» **Work required**:
Your task is to copy the listing exactly. Drop any pictures from the copy.

Collection entries:

* BEGIN *

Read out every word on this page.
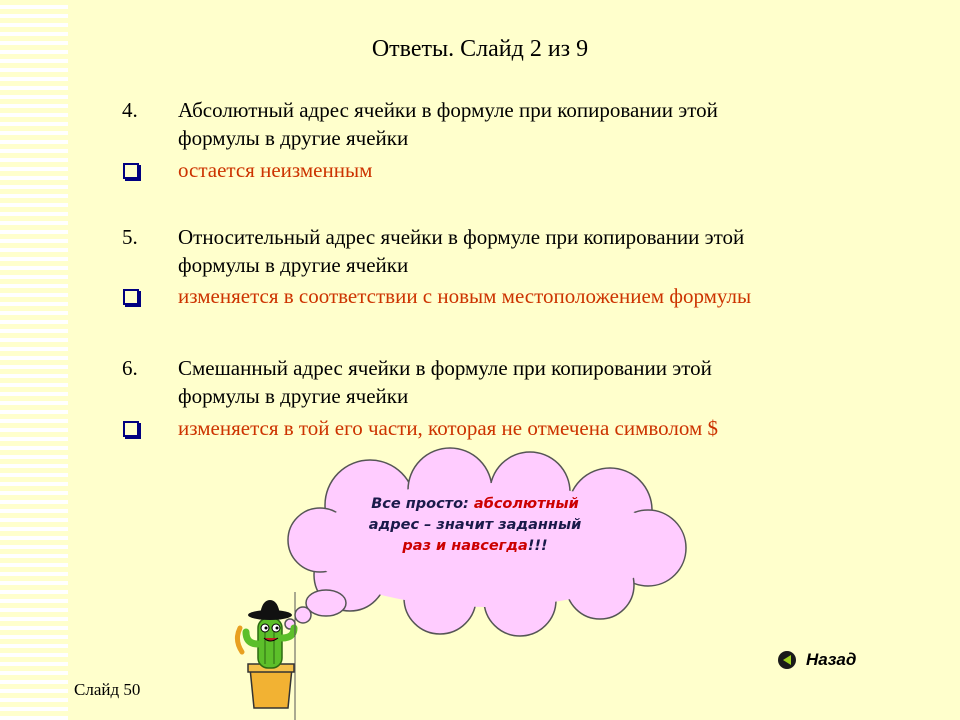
Ответы. Слайд 2 из 9
4. Абсолютный адрес ячейки в формуле при копировании этой
формулы в другие ячейки
остается неизменным
5. Относительный адрес ячейки в формуле при копировании этой
формулы в другие ячейки
изменяется в соответствии с новым местоположением формулы
6. Смешанный адрес ячейки в формуле при копировании этой
формулы в другие ячейки
изменяется в той его части, которая не отмечена символом $
Все просто: абсолютный
адрес – значит заданный
раз и навсегда!!!
Назад
Слайд 50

* END *

» **Correct answer**:
Read out every word on this page.
Ответы. Слайд 2 из 9
4. Абсолютный адрес ячейки в формуле при копировании этой
формулы в другие ячейки
остается неизменным
5. Относительный адрес ячейки в формуле при копировании этой
формулы в другие ячейки
изменяется в соответствии с новым местоположением формулы
6. Смешанный адрес ячейки в формуле при копировании этой
формулы в другие ячейки
изменяется в той его части, которая не отмечена символом $
Все просто: абсолютный
адрес – значит заданный
раз и навсегда!!!
Назад
Слайд 50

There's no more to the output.